:: RAW DATA
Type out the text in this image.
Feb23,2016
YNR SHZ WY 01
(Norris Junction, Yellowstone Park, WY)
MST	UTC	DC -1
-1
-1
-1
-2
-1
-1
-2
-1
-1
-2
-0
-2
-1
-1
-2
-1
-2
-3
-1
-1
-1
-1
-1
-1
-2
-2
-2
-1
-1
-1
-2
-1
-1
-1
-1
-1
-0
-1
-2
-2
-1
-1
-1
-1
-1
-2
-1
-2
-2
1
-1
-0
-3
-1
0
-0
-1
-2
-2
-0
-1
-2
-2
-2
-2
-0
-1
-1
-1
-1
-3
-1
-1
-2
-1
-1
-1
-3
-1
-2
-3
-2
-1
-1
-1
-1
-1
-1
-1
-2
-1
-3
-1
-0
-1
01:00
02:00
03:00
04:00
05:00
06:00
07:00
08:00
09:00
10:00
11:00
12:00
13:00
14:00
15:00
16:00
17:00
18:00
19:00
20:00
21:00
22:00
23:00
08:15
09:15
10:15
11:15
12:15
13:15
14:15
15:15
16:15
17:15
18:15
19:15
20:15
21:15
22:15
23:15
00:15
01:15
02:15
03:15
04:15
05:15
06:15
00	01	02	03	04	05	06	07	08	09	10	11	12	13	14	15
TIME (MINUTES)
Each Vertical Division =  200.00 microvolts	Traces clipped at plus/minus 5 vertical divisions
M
::::
**WORK REQUIRED**:
Print out every entry, keeping each one exact.

**SOLUTION TO THE PROBLEM**:
Type out the text in this image.
Feb23,2016
YNR SHZ WY 01
(Norris Junction, Yellowstone Park, WY)
MST	UTC	DC -1
-1
-1
-1
-2
-1
-1
-2
-1
-1
-2
-0
-2
-1
-1
-2
-1
-2
-3
-1
-1
-1
-1
-1
-1
-2
-2
-2
-1
-1
-1
-2
-1
-1
-1
-1
-1
-0
-1
-2
-2
-1
-1
-1
-1
-1
-2
-1
-2
-2
1
-1
-0
-3
-1
0
-0
-1
-2
-2
-0
-1
-2
-2
-2
-2
-0
-1
-1
-1
-1
-3
-1
-1
-2
-1
-1
-1
-3
-1
-2
-3
-2
-1
-1
-1
-1
-1
-1
-1
-2
-1
-3
-1
-0
-1
01:00
02:00
03:00
04:00
05:00
06:00
07:00
08:00
09:00
10:00
11:00
12:00
13:00
14:00
15:00
16:00
17:00
18:00
19:00
20:00
21:00
22:00
23:00
08:15
09:15
10:15
11:15
12:15
13:15
14:15
15:15
16:15
17:15
18:15
19:15
20:15
21:15
22:15
23:15
00:15
01:15
02:15
03:15
04:15
05:15
06:15
00	01	02	03	04	05	06	07	08	09	10	11	12	13	14	15
TIME (MINUTES)
Each Vertical Division =  200.00 microvolts	Traces clipped at plus/minus 5 vertical divisions
M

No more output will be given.